WHAT THE TASK ASKS:
Extract every line of the data below and reproduce each one without any change.

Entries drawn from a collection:
################
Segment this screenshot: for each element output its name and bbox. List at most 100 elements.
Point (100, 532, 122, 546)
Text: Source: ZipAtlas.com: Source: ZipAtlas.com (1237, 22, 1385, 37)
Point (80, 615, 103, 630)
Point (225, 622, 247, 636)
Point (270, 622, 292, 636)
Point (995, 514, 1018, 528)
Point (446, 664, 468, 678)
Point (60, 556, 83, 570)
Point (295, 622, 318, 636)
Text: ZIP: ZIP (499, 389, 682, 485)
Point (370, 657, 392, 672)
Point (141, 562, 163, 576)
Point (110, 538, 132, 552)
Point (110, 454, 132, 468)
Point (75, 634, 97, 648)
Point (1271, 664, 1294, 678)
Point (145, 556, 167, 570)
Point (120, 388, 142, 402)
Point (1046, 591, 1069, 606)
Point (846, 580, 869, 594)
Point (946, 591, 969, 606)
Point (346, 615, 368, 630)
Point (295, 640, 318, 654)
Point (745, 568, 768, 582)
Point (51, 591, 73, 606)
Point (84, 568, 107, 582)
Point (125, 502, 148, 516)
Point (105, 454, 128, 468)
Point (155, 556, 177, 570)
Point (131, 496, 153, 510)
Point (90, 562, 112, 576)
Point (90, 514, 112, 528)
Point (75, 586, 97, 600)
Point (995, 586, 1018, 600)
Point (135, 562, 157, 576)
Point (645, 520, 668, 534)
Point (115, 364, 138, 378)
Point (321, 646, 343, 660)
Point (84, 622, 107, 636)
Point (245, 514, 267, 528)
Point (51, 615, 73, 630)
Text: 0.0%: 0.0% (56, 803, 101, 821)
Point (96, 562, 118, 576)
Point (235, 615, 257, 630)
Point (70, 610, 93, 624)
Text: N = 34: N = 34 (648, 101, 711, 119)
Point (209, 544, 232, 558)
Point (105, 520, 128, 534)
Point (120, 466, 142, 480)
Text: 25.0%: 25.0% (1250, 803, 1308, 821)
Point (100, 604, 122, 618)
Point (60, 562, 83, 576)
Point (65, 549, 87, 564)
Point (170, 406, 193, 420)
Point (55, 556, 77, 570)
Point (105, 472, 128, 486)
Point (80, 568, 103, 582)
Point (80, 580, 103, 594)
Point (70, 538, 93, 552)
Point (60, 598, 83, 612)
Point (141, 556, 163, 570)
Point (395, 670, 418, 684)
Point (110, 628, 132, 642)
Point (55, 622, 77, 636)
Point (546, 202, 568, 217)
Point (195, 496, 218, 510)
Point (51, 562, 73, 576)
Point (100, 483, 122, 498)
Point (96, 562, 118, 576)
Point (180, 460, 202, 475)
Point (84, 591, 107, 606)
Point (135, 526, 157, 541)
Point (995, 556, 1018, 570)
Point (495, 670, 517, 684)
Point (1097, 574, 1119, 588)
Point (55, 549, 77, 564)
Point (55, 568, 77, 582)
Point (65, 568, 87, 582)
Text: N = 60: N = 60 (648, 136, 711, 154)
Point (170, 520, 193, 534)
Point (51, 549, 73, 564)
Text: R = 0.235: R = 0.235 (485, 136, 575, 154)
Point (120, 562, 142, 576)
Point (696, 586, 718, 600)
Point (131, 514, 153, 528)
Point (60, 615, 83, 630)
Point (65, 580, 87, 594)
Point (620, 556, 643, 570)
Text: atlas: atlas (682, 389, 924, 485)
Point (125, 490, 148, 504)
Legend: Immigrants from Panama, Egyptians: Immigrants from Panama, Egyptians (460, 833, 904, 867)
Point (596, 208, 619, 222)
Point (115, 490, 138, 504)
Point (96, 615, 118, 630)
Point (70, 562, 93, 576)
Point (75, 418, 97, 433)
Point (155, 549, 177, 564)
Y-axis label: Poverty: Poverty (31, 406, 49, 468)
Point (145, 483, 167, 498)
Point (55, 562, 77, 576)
################
RESPONSE TO THE TASK:
Segment this screenshot: for each element output its name and bbox. List at most 100 elements.
Point (100, 532, 122, 546)
Text: Source: ZipAtlas.com: Source: ZipAtlas.com (1237, 22, 1385, 37)
Point (80, 615, 103, 630)
Point (225, 622, 247, 636)
Point (270, 622, 292, 636)
Point (995, 514, 1018, 528)
Point (446, 664, 468, 678)
Point (60, 556, 83, 570)
Point (295, 622, 318, 636)
Text: ZIP: ZIP (499, 389, 682, 485)
Point (370, 657, 392, 672)
Point (141, 562, 163, 576)
Point (110, 538, 132, 552)
Point (110, 454, 132, 468)
Point (75, 634, 97, 648)
Point (1271, 664, 1294, 678)
Point (145, 556, 167, 570)
Point (120, 388, 142, 402)
Point (1046, 591, 1069, 606)
Point (846, 580, 869, 594)
Point (946, 591, 969, 606)
Point (346, 615, 368, 630)
Point (295, 640, 318, 654)
Point (745, 568, 768, 582)
Point (51, 591, 73, 606)
Point (84, 568, 107, 582)
Point (125, 502, 148, 516)
Point (105, 454, 128, 468)
Point (155, 556, 177, 570)
Point (131, 496, 153, 510)
Point (90, 562, 112, 576)
Point (90, 514, 112, 528)
Point (75, 586, 97, 600)
Point (995, 586, 1018, 600)
Point (135, 562, 157, 576)
Point (645, 520, 668, 534)
Point (115, 364, 138, 378)
Point (321, 646, 343, 660)
Point (84, 622, 107, 636)
Point (245, 514, 267, 528)
Point (51, 615, 73, 630)
Text: 0.0%: 0.0% (56, 803, 101, 821)
Point (96, 562, 118, 576)
Point (235, 615, 257, 630)
Point (70, 610, 93, 624)
Text: N = 34: N = 34 (648, 101, 711, 119)
Point (209, 544, 232, 558)
Point (105, 520, 128, 534)
Point (120, 466, 142, 480)
Text: 25.0%: 25.0% (1250, 803, 1308, 821)
Point (100, 604, 122, 618)
Point (60, 562, 83, 576)
Point (65, 549, 87, 564)
Point (170, 406, 193, 420)
Point (55, 556, 77, 570)
Point (105, 472, 128, 486)
Point (80, 568, 103, 582)
Point (80, 580, 103, 594)
Point (70, 538, 93, 552)
Point (60, 598, 83, 612)
Point (141, 556, 163, 570)
Point (395, 670, 418, 684)
Point (110, 628, 132, 642)
Point (55, 622, 77, 636)
Point (546, 202, 568, 217)
Point (195, 496, 218, 510)
Point (51, 562, 73, 576)
Point (100, 483, 122, 498)
Point (96, 562, 118, 576)
Point (180, 460, 202, 475)
Point (84, 591, 107, 606)
Point (135, 526, 157, 541)
Point (995, 556, 1018, 570)
Point (495, 670, 517, 684)
Point (1097, 574, 1119, 588)
Point (55, 549, 77, 564)
Point (55, 568, 77, 582)
Point (65, 568, 87, 582)
Text: N = 60: N = 60 (648, 136, 711, 154)
Point (170, 520, 193, 534)
Point (51, 549, 73, 564)
Text: R = 0.235: R = 0.235 (485, 136, 575, 154)
Point (120, 562, 142, 576)
Point (696, 586, 718, 600)
Point (131, 514, 153, 528)
Point (60, 615, 83, 630)
Point (65, 580, 87, 594)
Point (620, 556, 643, 570)
Text: atlas: atlas (682, 389, 924, 485)
Point (125, 490, 148, 504)
Legend: Immigrants from Panama, Egyptians: Immigrants from Panama, Egyptians (460, 833, 904, 867)
Point (596, 208, 619, 222)
Point (115, 490, 138, 504)
Point (96, 615, 118, 630)
Point (70, 562, 93, 576)
Point (75, 418, 97, 433)
Point (155, 549, 177, 564)
Y-axis label: Poverty: Poverty (31, 406, 49, 468)
Point (145, 483, 167, 498)
Point (55, 562, 77, 576)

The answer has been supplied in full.